* _Selected text_

++++++++

AP Psychology

Module 42 - Expressed Emotion

LEARNING OBJECTIVES:

Expressive behavior implies emotion. Dolphins, with smiles seemingly plastered on their faces, appear happy. To decipher people’s emotions we read their bodies, listen to their voice tones, and study their faces. Does nonverbal language vary with culture – or is it universal? And do our expressions influence our experienced emotions?

Detecting Emotion in Others

FOCUS QUESTION: How do we communicate nonverbally? How do the genders differ in this capacity?

How do we communicate nonverbally? How do the genders differ in this capacity?

To Westerners, a firm handshake conveys an outgoing, expressive personality (Chaplin et al., 2000). A gaze, an averted glance, or a stare communicate intimacy, submission, or dominance (Kleinke, 1986). When two people are passionately in love, they typically spend time – quite a bit of time – gazing into each other’s eyes (Rubin, 1970). Would such gazes stir these feelings between strangers? To find out, researchers asked unacquainted male-female pairs to gaze intently for two minutes either at each other’s hands or into each other’s eyes. After separating, the eye gazers reported feeling a tingle of attraction and affection (Kellerman et al., 1989). Most of us read nonverbal cues well. Shown 10 seconds of video from the end of a speed-dating interaction, people can often detect whether one person is attracted to another (Place et al., 2009). We are especially good at detecting nonverbal threats. In a series of subliminally flashed words, we more often sense the presence of negative ones, such as snake or bomb (Dijksterhuis & Aarts, 2003). In a crowd of faces, a single angry face “pops out” faster than a single happy one (Hansen & Hansen, 1988; Pinkham et al., 2010). And even when hearing another language, most of us readily detect anger (Scherer et al., 2001).

++++++++

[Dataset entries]
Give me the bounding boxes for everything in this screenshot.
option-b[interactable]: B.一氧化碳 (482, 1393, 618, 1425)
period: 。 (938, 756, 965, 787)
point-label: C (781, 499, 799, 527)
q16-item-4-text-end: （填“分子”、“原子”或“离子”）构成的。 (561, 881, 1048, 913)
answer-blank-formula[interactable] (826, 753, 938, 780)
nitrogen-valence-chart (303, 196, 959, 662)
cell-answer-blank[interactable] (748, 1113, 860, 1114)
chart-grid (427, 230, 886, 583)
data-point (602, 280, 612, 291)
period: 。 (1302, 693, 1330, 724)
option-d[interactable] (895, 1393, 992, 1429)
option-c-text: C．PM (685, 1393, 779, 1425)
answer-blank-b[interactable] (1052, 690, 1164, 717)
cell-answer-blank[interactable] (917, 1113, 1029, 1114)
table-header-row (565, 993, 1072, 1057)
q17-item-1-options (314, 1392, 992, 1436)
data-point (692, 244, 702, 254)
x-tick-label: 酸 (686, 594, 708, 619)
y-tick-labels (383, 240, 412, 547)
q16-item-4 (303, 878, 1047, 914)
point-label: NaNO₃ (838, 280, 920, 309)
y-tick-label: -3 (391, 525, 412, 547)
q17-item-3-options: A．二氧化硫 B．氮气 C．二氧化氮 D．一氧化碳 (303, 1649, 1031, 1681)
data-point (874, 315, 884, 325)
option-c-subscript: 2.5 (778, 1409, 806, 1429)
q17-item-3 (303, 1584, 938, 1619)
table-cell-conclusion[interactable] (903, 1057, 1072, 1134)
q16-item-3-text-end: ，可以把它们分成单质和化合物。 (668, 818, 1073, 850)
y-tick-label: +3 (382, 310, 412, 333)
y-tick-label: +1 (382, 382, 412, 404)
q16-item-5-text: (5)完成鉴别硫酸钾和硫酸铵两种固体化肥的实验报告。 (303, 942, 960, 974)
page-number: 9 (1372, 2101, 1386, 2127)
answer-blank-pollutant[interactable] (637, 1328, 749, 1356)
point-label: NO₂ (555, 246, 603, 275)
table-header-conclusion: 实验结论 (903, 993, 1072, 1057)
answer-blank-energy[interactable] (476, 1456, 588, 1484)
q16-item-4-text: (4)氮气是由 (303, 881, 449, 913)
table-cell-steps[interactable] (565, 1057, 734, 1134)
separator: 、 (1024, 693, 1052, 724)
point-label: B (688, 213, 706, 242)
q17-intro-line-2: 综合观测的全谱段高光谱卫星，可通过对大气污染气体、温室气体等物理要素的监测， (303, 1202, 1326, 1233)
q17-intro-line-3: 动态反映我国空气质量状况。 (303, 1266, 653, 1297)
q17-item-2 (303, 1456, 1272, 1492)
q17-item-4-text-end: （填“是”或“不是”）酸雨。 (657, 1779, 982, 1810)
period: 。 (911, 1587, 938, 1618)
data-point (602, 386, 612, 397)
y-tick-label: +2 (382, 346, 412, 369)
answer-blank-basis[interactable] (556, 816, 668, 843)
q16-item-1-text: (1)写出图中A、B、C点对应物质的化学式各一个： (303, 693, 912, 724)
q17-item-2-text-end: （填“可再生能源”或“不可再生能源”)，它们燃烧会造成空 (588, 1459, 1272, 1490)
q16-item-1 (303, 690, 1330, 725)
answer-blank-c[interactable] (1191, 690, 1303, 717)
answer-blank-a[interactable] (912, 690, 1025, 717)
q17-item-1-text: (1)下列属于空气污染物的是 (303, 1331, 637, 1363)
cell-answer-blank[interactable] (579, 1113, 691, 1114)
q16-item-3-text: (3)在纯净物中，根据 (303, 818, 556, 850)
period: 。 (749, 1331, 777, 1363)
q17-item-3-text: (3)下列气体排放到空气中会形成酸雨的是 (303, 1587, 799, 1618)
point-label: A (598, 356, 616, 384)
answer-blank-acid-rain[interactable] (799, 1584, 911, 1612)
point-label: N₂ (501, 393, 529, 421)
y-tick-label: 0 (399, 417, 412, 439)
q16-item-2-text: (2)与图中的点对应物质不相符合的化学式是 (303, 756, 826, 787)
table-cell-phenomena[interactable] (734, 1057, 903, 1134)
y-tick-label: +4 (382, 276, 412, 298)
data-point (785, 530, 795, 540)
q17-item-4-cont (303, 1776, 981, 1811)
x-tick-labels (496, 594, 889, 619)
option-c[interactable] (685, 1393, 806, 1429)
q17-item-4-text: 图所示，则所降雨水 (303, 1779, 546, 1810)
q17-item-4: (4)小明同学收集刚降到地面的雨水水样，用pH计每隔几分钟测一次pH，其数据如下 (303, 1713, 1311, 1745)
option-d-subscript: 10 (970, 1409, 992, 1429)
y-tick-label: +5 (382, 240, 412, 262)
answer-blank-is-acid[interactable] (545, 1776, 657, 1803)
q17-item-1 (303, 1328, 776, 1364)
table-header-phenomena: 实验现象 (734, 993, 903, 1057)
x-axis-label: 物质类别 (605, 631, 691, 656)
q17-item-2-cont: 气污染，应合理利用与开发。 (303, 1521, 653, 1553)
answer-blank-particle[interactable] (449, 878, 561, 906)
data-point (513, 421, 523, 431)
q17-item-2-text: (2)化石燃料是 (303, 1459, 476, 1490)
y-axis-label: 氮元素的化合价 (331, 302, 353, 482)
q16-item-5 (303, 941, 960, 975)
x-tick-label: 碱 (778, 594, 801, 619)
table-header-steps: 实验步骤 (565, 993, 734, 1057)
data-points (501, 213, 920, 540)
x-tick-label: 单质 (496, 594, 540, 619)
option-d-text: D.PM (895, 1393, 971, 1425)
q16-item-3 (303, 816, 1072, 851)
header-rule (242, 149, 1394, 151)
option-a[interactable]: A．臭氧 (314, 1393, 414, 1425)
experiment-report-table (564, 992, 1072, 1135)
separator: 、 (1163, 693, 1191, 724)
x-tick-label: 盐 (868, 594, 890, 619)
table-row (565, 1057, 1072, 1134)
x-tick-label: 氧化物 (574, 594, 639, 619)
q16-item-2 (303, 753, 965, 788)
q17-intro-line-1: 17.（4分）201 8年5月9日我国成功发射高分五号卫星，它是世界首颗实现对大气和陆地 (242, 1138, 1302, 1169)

++++++++

* _What you will do_
a) Write out everything in the expressed emotion text from "Expressive behavior implies" down to "our experienced emotions?".
b) In the expressed emotion text, how long did the unacquainted male-female pairs gaze at each other's hands or into each other's eyes?

* _Answers to the exercises_
a)
Expressive behavior implies emotion. Dolphins, with smiles seemingly plastered on their faces, appear happy. To decipher people’s emotions we read their bodies, listen to their voice tones, and study their faces. Does nonverbal language vary with culture – or is it universal? And do our expressions influence our experienced emotions?

b) Two minutes.